> **The request**: Repeat, line for line, the entries printed below.

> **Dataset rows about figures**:
-- start --
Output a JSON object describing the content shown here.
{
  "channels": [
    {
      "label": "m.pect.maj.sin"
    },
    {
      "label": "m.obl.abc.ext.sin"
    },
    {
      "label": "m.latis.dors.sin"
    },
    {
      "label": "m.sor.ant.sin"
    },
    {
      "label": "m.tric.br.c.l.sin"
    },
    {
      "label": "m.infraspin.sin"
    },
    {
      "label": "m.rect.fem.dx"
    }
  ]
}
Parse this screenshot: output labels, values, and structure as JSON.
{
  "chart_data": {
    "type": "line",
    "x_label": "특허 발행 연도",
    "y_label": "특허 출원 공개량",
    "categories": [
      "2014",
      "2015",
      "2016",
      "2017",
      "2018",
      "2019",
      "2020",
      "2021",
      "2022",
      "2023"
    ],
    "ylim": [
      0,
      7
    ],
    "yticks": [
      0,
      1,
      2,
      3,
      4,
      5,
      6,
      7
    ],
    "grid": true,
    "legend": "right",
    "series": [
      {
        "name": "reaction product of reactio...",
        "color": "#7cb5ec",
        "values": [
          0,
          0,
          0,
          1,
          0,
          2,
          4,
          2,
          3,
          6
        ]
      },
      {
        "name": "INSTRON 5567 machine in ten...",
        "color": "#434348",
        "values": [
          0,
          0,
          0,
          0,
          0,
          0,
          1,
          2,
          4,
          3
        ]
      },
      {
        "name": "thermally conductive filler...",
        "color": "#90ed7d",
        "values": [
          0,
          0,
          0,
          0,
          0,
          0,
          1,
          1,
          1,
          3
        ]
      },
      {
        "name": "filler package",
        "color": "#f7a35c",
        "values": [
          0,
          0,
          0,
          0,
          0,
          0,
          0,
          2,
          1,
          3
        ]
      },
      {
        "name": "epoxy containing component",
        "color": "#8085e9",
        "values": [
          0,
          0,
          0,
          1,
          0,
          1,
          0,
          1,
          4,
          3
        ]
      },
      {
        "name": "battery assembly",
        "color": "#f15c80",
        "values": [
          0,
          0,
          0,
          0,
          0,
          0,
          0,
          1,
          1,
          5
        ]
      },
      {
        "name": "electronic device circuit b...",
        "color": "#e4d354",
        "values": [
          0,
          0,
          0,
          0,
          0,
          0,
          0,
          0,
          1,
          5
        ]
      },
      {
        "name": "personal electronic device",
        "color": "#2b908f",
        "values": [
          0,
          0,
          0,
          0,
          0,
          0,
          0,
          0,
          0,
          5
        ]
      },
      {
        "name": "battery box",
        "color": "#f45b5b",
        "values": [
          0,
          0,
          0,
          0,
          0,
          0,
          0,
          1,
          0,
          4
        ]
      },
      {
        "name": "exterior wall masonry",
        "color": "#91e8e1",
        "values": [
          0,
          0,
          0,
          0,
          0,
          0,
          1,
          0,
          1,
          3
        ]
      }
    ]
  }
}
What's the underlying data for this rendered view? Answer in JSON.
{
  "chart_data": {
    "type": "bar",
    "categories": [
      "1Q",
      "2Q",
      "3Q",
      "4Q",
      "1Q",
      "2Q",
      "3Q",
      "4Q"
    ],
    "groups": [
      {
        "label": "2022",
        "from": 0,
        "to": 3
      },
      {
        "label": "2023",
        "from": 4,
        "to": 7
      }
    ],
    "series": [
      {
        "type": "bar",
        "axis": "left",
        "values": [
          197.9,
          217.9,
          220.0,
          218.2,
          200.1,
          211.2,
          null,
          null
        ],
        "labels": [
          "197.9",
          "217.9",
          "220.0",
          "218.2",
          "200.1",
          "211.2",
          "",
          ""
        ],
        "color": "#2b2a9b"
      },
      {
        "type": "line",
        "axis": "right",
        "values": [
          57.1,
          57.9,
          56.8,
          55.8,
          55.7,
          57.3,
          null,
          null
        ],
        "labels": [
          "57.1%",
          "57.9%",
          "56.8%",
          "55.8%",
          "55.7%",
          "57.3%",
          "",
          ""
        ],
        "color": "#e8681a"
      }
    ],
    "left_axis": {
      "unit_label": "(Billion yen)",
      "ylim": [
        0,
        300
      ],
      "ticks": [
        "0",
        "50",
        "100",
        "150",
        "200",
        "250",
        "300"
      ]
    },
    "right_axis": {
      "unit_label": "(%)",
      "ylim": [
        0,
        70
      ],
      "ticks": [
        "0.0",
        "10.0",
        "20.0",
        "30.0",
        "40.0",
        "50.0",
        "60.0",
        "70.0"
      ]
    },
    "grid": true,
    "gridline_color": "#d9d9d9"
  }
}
-- end --
> **Complete response**:
Output a JSON object describing the content shown here.
{
  "channels": [
    {
      "label": "m.pect.maj.sin"
    },
    {
      "label": "m.obl.abc.ext.sin"
    },
    {
      "label": "m.latis.dors.sin"
    },
    {
      "label": "m.sor.ant.sin"
    },
    {
      "label": "m.tric.br.c.l.sin"
    },
    {
      "label": "m.infraspin.sin"
    },
    {
      "label": "m.rect.fem.dx"
    }
  ]
}
Parse this screenshot: output labels, values, and structure as JSON.
{
  "chart_data": {
    "type": "line",
    "x_label": "특허 발행 연도",
    "y_label": "특허 출원 공개량",
    "categories": [
      "2014",
      "2015",
      "2016",
      "2017",
      "2018",
      "2019",
      "2020",
      "2021",
      "2022",
      "2023"
    ],
    "ylim": [
      0,
      7
    ],
    "yticks": [
      0,
      1,
      2,
      3,
      4,
      5,
      6,
      7
    ],
    "grid": true,
    "legend": "right",
    "series": [
      {
        "name": "reaction product of reactio...",
        "color": "#7cb5ec",
        "values": [
          0,
          0,
          0,
          1,
          0,
          2,
          4,
          2,
          3,
          6
        ]
      },
      {
        "name": "INSTRON 5567 machine in ten...",
        "color": "#434348",
        "values": [
          0,
          0,
          0,
          0,
          0,
          0,
          1,
          2,
          4,
          3
        ]
      },
      {
        "name": "thermally conductive filler...",
        "color": "#90ed7d",
        "values": [
          0,
          0,
          0,
          0,
          0,
          0,
          1,
          1,
          1,
          3
        ]
      },
      {
        "name": "filler package",
        "color": "#f7a35c",
        "values": [
          0,
          0,
          0,
          0,
          0,
          0,
          0,
          2,
          1,
          3
        ]
      },
      {
        "name": "epoxy containing component",
        "color": "#8085e9",
        "values": [
          0,
          0,
          0,
          1,
          0,
          1,
          0,
          1,
          4,
          3
        ]
      },
      {
        "name": "battery assembly",
        "color": "#f15c80",
        "values": [
          0,
          0,
          0,
          0,
          0,
          0,
          0,
          1,
          1,
          5
        ]
      },
      {
        "name": "electronic device circuit b...",
        "color": "#e4d354",
        "values": [
          0,
          0,
          0,
          0,
          0,
          0,
          0,
          0,
          1,
          5
        ]
      },
      {
        "name": "personal electronic device",
        "color": "#2b908f",
        "values": [
          0,
          0,
          0,
          0,
          0,
          0,
          0,
          0,
          0,
          5
        ]
      },
      {
        "name": "battery box",
        "color": "#f45b5b",
        "values": [
          0,
          0,
          0,
          0,
          0,
          0,
          0,
          1,
          0,
          4
        ]
      },
      {
        "name": "exterior wall masonry",
        "color": "#91e8e1",
        "values": [
          0,
          0,
          0,
          0,
          0,
          0,
          1,
          0,
          1,
          3
        ]
      }
    ]
  }
}
What's the underlying data for this rendered view? Answer in JSON.
{
  "chart_data": {
    "type": "bar",
    "categories": [
      "1Q",
      "2Q",
      "3Q",
      "4Q",
      "1Q",
      "2Q",
      "3Q",
      "4Q"
    ],
    "groups": [
      {
        "label": "2022",
        "from": 0,
        "to": 3
      },
      {
        "label": "2023",
        "from": 4,
        "to": 7
      }
    ],
    "series": [
      {
        "type": "bar",
        "axis": "left",
        "values": [
          197.9,
          217.9,
          220.0,
          218.2,
          200.1,
          211.2,
          null,
          null
        ],
        "labels": [
          "197.9",
          "217.9",
          "220.0",
          "218.2",
          "200.1",
          "211.2",
          "",
          ""
        ],
        "color": "#2b2a9b"
      },
      {
        "type": "line",
        "axis": "right",
        "values": [
          57.1,
          57.9,
          56.8,
          55.8,
          55.7,
          57.3,
          null,
          null
        ],
        "labels": [
          "57.1%",
          "57.9%",
          "56.8%",
          "55.8%",
          "55.7%",
          "57.3%",
          "",
          ""
        ],
        "color": "#e8681a"
      }
    ],
    "left_axis": {
      "unit_label": "(Billion yen)",
      "ylim": [
        0,
        300
      ],
      "ticks": [
        "0",
        "50",
        "100",
        "150",
        "200",
        "250",
        "300"
      ]
    },
    "right_axis": {
      "unit_label": "(%)",
      "ylim": [
        0,
        70
      ],
      "ticks": [
        "0.0",
        "10.0",
        "20.0",
        "30.0",
        "40.0",
        "50.0",
        "60.0",
        "70.0"
      ]
    },
    "grid": true,
    "gridline_color": "#d9d9d9"
  }
}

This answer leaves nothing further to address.